(Data entries)
>> Start

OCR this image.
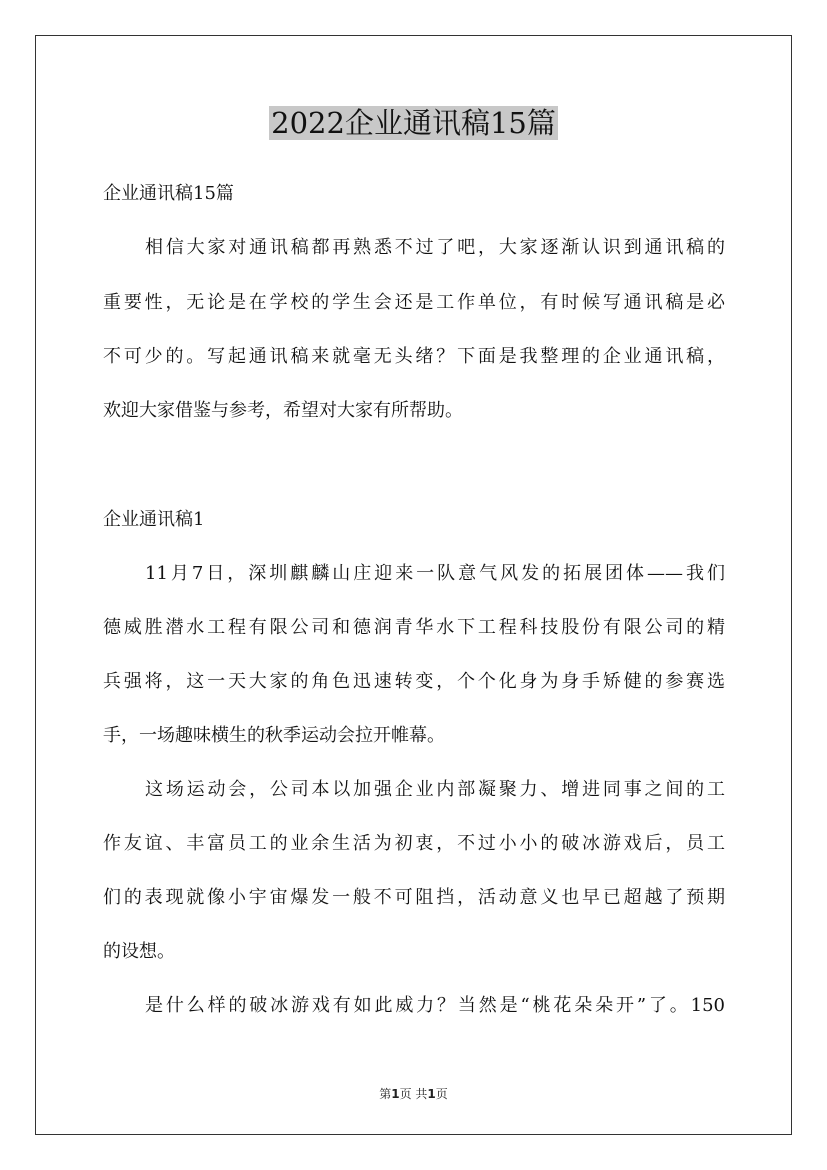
2022企业通讯稿15篇

企业通讯稿15篇

相信大家对通讯稿都再熟悉不过了吧，大家逐渐认识到通讯稿的

重要性，无论是在学校的学生会还是工作单位，有时候写通讯稿是必

不可少的。写起通讯稿来就毫无头绪？下面是我整理的企业通讯稿，

欢迎大家借鉴与参考，希望对大家有所帮助。

企业通讯稿1

11月7日，深圳麒麟山庄迎来一队意气风发的拓展团体——我们

德威胜潜水工程有限公司和德润青华水下工程科技股份有限公司的精

兵强将，这一天大家的角色迅速转变，个个化身为身手矫健的参赛选

手，一场趣味横生的秋季运动会拉开帷幕。

这场运动会，公司本以加强企业内部凝聚力、增进同事之间的工

作友谊、丰富员工的业余生活为初衷，不过小小的破冰游戏后，员工

们的表现就像小宇宙爆发一般不可阻挡，活动意义也早已超越了预期

的设想。

是什么样的破冰游戏有如此威力？当然是“桃花朵朵开”了。150

第1页 共1页
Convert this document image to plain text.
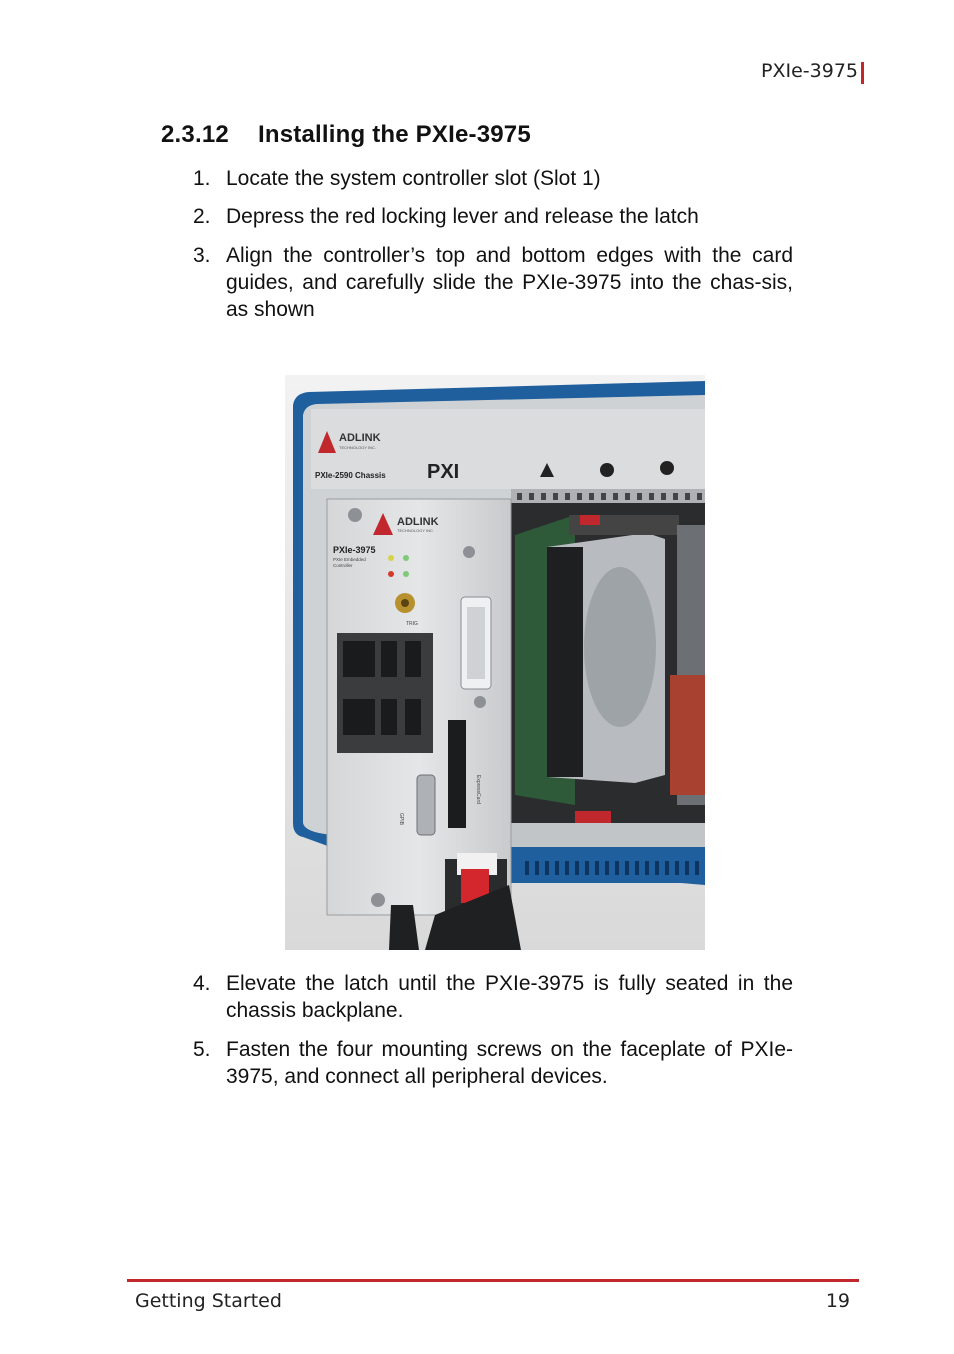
PXIe-3975
2.3.12 Installing the PXIe-3975
1. Locate the system controller slot (Slot 1)
2. Depress the red locking lever and release the latch
3. Align the controller’s top and bottom edges with the card guides, and carefully slide the PXIe-3975 into the chas-sis, as shown
ADLINK
TECHNOLOGY INC.
PXIe-2590 Chassis PXI
ADLINK
TECHNOLOGY INC.
PXIe-3975
PXIe Embedded
Controller
TRIG
ExpressCard
GPIB
4. Elevate the latch until the PXIe-3975 is fully seated in the chassis backplane.
5. Fasten the four mounting screws on the faceplate of PXIe-3975, and connect all peripheral devices.
Getting Started	19
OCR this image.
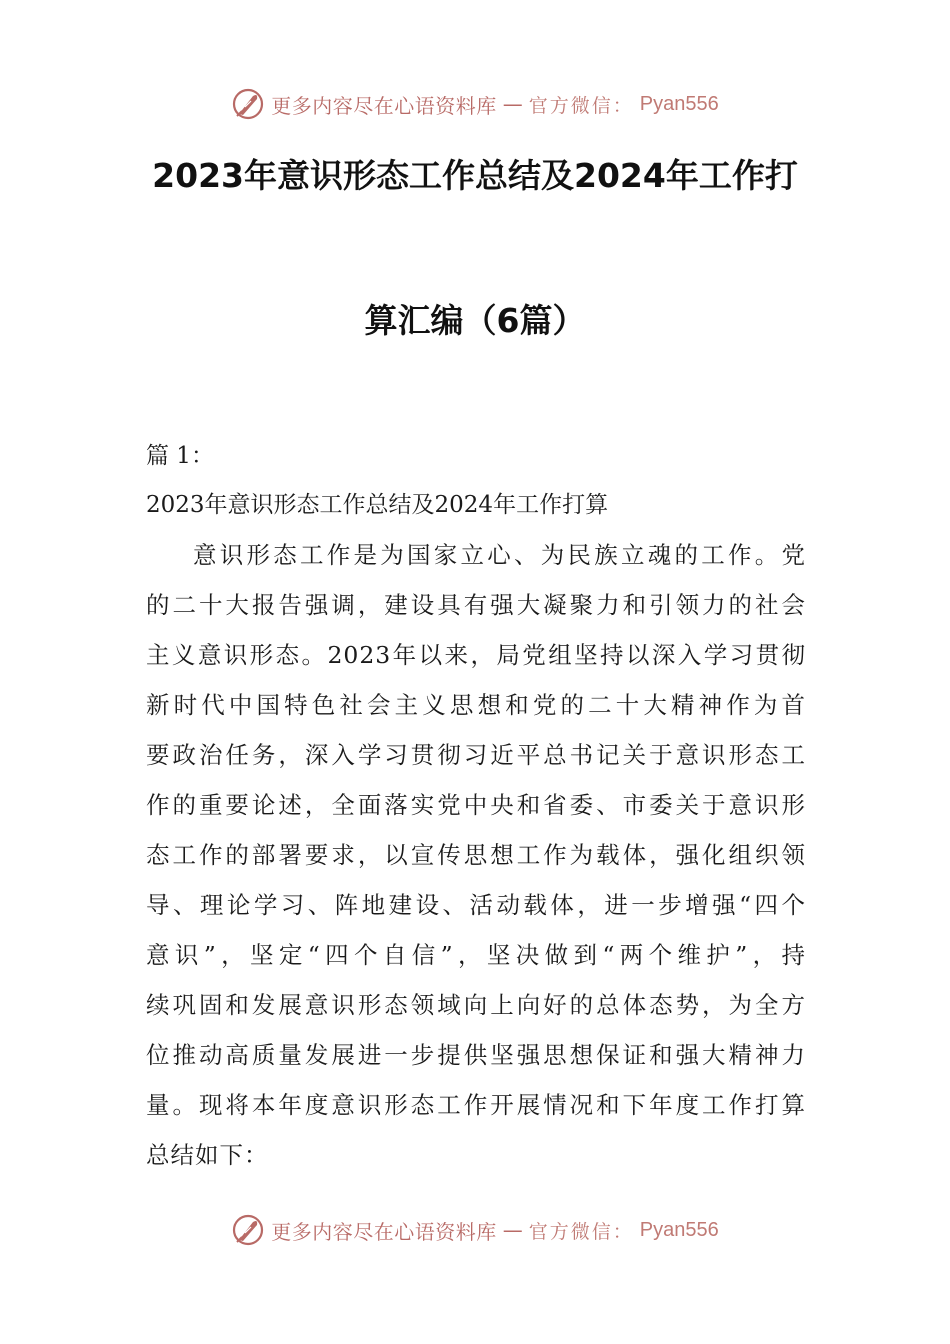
更多内容尽在心语资料库 — 官方微信： Pyan556
2023年意识形态工作总结及2024年工作打
算汇编（6篇）
篇 1：
2023年意识形态工作总结及2024年工作打算
意识形态工作是为国家立心、为民族立魂的工作。党
的二十大报告强调，建设具有强大凝聚力和引领力的社会
主义意识形态。2023年以来，局党组坚持以深入学习贯彻
新时代中国特色社会主义思想和党的二十大精神作为首
要政治任务，深入学习贯彻习近平总书记关于意识形态工
作的重要论述，全面落实党中央和省委、市委关于意识形
态工作的部署要求，以宣传思想工作为载体，强化组织领
导、理论学习、阵地建设、活动载体，进一步增强“四个
意识”，坚定“四个自信”，坚决做到“两个维护”，持
续巩固和发展意识形态领域向上向好的总体态势，为全方
位推动高质量发展进一步提供坚强思想保证和强大精神力
量。现将本年度意识形态工作开展情况和下年度工作打算
总结如下：
更多内容尽在心语资料库 — 官方微信： Pyan556
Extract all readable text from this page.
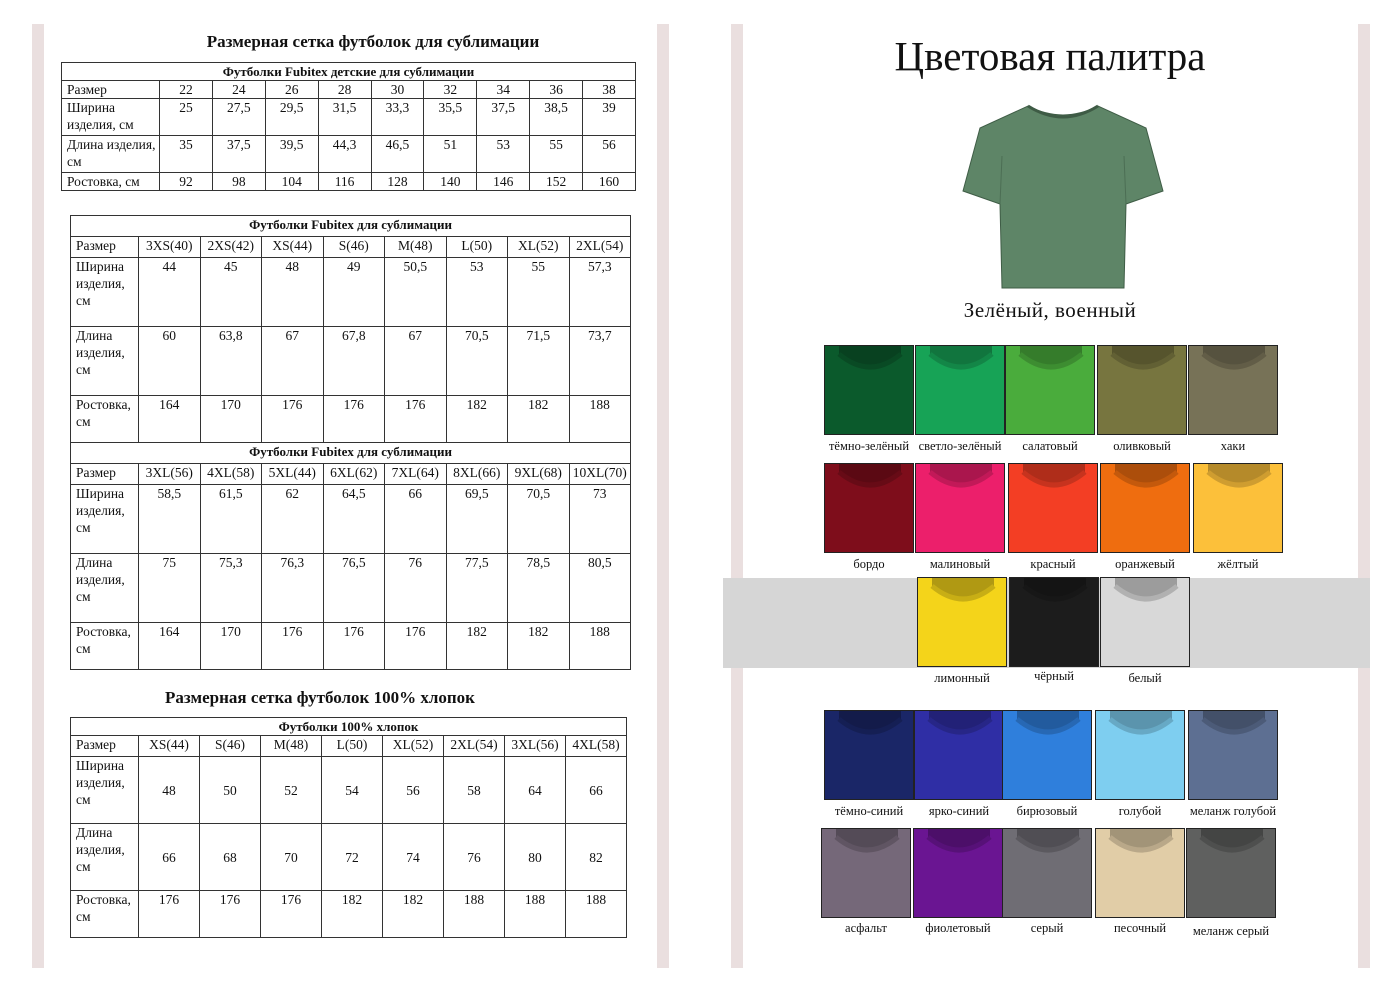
Размерная сетка футболок для сублимации
Футболки Fubitex детские для сублимации									
Размер	22	24	26	28	30	32	34	36	38
Ширина изделия, см	25	27,5	29,5	31,5	33,3	35,5	37,5	38,5	39
Длина изделия, см	35	37,5	39,5	44,3	46,5	51	53	55	56
Ростовка, см	92	98	104	116	128	140	146	152	160
Футболки Fubitex для сублимации								
Размер	3XS(40)	2XS(42)	XS(44)	S(46)	M(48)	L(50)	XL(52)	2XL(54)
Ширина изделия, см	44	45	48	49	50,5	53	55	57,3
Длина изделия, см	60	63,8	67	67,8	67	70,5	71,5	73,7
Ростовка, см	164	170	176	176	176	182	182	188
Футболки Fubitex для сублимации								
Размер	3XL(56)	4XL(58)	5XL(44)	6XL(62)	7XL(64)	8XL(66)	9XL(68)	10XL(70)
Ширина изделия, см	58,5	61,5	62	64,5	66	69,5	70,5	73
Длина изделия, см	75	75,3	76,3	76,5	76	77,5	78,5	80,5
Ростовка, см	164	170	176	176	176	182	182	188
Размерная сетка футболок 100% хлопок
Футболки 100% хлопок								
Размер	XS(44)	S(46)	M(48)	L(50)	XL(52)	2XL(54)	3XL(56)	4XL(58)
Ширина изделия, см	48	50	52	54	56	58	64	66
Длина изделия, см	66	68	70	72	74	76	80	82
Ростовка, см	176	176	176	182	182	188	188	188
Цветовая палитра
Зелёный, военный
тёмно-зелёный светло-зелёный	салатовый	оливковый	хаки
бордо	малиновый	красный	оранжевый	жёлтый
лимонный	чёрный	белый
тёмно-синий	ярко-синий	бирюзовый	голубой	меланж голубой
асфальт	фиолетовый	серый	песочный	меланж серый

>> End

Exercise aim ::
Track down every line with the word "text" and copy it.

Result below ::
Convert this document image to plain text.
Extract all readable text from this page.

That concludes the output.